◆ EXERCISE DESCRIPTION: Reproduce all the entries exactly.

**** DATA LINES

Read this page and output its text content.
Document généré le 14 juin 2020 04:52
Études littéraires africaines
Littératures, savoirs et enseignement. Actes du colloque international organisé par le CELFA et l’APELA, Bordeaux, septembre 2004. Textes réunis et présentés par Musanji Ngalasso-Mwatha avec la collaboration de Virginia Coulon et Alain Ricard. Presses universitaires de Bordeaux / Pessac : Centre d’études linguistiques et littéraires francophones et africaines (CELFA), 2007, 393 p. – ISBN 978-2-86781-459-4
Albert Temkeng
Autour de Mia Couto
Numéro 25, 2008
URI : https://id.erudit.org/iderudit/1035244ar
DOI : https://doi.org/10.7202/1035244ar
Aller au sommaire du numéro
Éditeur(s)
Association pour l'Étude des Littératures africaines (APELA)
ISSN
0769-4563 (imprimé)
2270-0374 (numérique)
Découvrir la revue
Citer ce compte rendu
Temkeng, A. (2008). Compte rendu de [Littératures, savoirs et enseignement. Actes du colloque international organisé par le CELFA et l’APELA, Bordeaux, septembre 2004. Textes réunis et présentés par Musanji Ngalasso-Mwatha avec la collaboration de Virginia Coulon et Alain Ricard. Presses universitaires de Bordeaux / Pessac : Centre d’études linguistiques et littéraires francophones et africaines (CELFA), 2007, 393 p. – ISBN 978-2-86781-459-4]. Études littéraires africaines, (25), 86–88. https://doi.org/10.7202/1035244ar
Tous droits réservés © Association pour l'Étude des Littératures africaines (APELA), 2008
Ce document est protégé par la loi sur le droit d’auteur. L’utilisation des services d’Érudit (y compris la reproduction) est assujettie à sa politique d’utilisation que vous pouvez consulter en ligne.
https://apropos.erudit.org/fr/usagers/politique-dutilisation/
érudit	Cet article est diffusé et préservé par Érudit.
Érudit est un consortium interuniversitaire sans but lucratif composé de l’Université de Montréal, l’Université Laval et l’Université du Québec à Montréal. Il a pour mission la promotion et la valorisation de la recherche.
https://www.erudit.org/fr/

********

◆ CORRECT ANSWER:
Read this page and output its text content.
Document généré le 14 juin 2020 04:52
Études littéraires africaines
Littératures, savoirs et enseignement. Actes du colloque international organisé par le CELFA et l’APELA, Bordeaux, septembre 2004. Textes réunis et présentés par Musanji Ngalasso-Mwatha avec la collaboration de Virginia Coulon et Alain Ricard. Presses universitaires de Bordeaux / Pessac : Centre d’études linguistiques et littéraires francophones et africaines (CELFA), 2007, 393 p. – ISBN 978-2-86781-459-4
Albert Temkeng
Autour de Mia Couto
Numéro 25, 2008
URI : https://id.erudit.org/iderudit/1035244ar
DOI : https://doi.org/10.7202/1035244ar
Aller au sommaire du numéro
Éditeur(s)
Association pour l'Étude des Littératures africaines (APELA)
ISSN
0769-4563 (imprimé)
2270-0374 (numérique)
Découvrir la revue
Citer ce compte rendu
Temkeng, A. (2008). Compte rendu de [Littératures, savoirs et enseignement. Actes du colloque international organisé par le CELFA et l’APELA, Bordeaux, septembre 2004. Textes réunis et présentés par Musanji Ngalasso-Mwatha avec la collaboration de Virginia Coulon et Alain Ricard. Presses universitaires de Bordeaux / Pessac : Centre d’études linguistiques et littéraires francophones et africaines (CELFA), 2007, 393 p. – ISBN 978-2-86781-459-4]. Études littéraires africaines, (25), 86–88. https://doi.org/10.7202/1035244ar
Tous droits réservés © Association pour l'Étude des Littératures africaines (APELA), 2008
Ce document est protégé par la loi sur le droit d’auteur. L’utilisation des services d’Érudit (y compris la reproduction) est assujettie à sa politique d’utilisation que vous pouvez consulter en ligne.
https://apropos.erudit.org/fr/usagers/politique-dutilisation/
érudit	Cet article est diffusé et préservé par Érudit.
Érudit est un consortium interuniversitaire sans but lucratif composé de l’Université de Montréal, l’Université Laval et l’Université du Québec à Montréal. Il a pour mission la promotion et la valorisation de la recherche.
https://www.erudit.org/fr/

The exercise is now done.